[start]

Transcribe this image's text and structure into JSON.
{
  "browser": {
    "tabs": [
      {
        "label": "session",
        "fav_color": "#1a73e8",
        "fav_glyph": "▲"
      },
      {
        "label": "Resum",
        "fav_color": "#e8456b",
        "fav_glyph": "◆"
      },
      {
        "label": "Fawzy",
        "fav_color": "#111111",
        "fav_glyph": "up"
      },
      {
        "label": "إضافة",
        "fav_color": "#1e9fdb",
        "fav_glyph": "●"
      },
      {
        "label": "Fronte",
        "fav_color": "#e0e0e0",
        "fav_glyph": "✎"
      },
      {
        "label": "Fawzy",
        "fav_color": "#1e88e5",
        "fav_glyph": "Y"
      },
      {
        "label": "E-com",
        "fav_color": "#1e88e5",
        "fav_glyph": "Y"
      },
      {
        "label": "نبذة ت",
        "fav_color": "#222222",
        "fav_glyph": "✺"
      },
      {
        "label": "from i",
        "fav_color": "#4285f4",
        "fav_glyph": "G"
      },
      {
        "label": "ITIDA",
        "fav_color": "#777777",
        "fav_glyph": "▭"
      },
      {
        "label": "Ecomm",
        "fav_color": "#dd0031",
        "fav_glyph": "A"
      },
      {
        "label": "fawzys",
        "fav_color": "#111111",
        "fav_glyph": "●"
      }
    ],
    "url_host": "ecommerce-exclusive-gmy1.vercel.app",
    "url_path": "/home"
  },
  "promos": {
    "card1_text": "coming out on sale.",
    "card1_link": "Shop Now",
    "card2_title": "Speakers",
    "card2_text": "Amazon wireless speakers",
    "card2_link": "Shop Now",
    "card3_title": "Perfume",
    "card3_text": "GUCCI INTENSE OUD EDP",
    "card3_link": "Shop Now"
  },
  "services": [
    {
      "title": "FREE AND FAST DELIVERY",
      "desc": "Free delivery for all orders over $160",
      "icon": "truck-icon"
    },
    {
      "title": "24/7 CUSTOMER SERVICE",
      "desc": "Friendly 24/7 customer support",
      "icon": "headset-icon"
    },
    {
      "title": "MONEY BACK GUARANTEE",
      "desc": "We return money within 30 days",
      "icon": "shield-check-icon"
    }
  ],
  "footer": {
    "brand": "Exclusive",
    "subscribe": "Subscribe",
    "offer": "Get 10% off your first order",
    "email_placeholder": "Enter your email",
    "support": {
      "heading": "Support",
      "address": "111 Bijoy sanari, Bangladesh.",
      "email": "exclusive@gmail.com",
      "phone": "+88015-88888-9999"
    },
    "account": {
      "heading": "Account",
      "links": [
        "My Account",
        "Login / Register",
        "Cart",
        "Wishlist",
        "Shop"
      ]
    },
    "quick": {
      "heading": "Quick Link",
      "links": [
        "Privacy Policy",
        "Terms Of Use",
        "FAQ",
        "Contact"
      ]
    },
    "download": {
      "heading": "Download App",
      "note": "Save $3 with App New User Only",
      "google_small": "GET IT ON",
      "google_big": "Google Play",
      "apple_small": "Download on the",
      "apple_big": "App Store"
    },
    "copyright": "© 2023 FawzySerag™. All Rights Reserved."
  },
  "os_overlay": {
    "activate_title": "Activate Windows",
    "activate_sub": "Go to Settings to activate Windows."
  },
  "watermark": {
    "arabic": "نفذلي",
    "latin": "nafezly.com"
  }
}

[end]

Short exercise: Can you reproduce all the material exactly?

Output of the exercise:
Transcribe this image's text and structure into JSON.
{
  "browser": {
    "tabs": [
      {
        "label": "session",
        "fav_color": "#1a73e8",
        "fav_glyph": "▲"
      },
      {
        "label": "Resum",
        "fav_color": "#e8456b",
        "fav_glyph": "◆"
      },
      {
        "label": "Fawzy",
        "fav_color": "#111111",
        "fav_glyph": "up"
      },
      {
        "label": "إضافة",
        "fav_color": "#1e9fdb",
        "fav_glyph": "●"
      },
      {
        "label": "Fronte",
        "fav_color": "#e0e0e0",
        "fav_glyph": "✎"
      },
      {
        "label": "Fawzy",
        "fav_color": "#1e88e5",
        "fav_glyph": "Y"
      },
      {
        "label": "E-com",
        "fav_color": "#1e88e5",
        "fav_glyph": "Y"
      },
      {
        "label": "نبذة ت",
        "fav_color": "#222222",
        "fav_glyph": "✺"
      },
      {
        "label": "from i",
        "fav_color": "#4285f4",
        "fav_glyph": "G"
      },
      {
        "label": "ITIDA",
        "fav_color": "#777777",
        "fav_glyph": "▭"
      },
      {
        "label": "Ecomm",
        "fav_color": "#dd0031",
        "fav_glyph": "A"
      },
      {
        "label": "fawzys",
        "fav_color": "#111111",
        "fav_glyph": "●"
      }
    ],
    "url_host": "ecommerce-exclusive-gmy1.vercel.app",
    "url_path": "/home"
  },
  "promos": {
    "card1_text": "coming out on sale.",
    "card1_link": "Shop Now",
    "card2_title": "Speakers",
    "card2_text": "Amazon wireless speakers",
    "card2_link": "Shop Now",
    "card3_title": "Perfume",
    "card3_text": "GUCCI INTENSE OUD EDP",
    "card3_link": "Shop Now"
  },
  "services": [
    {
      "title": "FREE AND FAST DELIVERY",
      "desc": "Free delivery for all orders over $160",
      "icon": "truck-icon"
    },
    {
      "title": "24/7 CUSTOMER SERVICE",
      "desc": "Friendly 24/7 customer support",
      "icon": "headset-icon"
    },
    {
      "title": "MONEY BACK GUARANTEE",
      "desc": "We return money within 30 days",
      "icon": "shield-check-icon"
    }
  ],
  "footer": {
    "brand": "Exclusive",
    "subscribe": "Subscribe",
    "offer": "Get 10% off your first order",
    "email_placeholder": "Enter your email",
    "support": {
      "heading": "Support",
      "address": "111 Bijoy sanari, Bangladesh.",
      "email": "exclusive@gmail.com",
      "phone": "+88015-88888-9999"
    },
    "account": {
      "heading": "Account",
      "links": [
        "My Account",
        "Login / Register",
        "Cart",
        "Wishlist",
        "Shop"
      ]
    },
    "quick": {
      "heading": "Quick Link",
      "links": [
        "Privacy Policy",
        "Terms Of Use",
        "FAQ",
        "Contact"
      ]
    },
    "download": {
      "heading": "Download App",
      "note": "Save $3 with App New User Only",
      "google_small": "GET IT ON",
      "google_big": "Google Play",
      "apple_small": "Download on the",
      "apple_big": "App Store"
    },
    "copyright": "© 2023 FawzySerag™. All Rights Reserved."
  },
  "os_overlay": {
    "activate_title": "Activate Windows",
    "activate_sub": "Go to Settings to activate Windows."
  },
  "watermark": {
    "arabic": "نفذلي",
    "latin": "nafezly.com"
  }
}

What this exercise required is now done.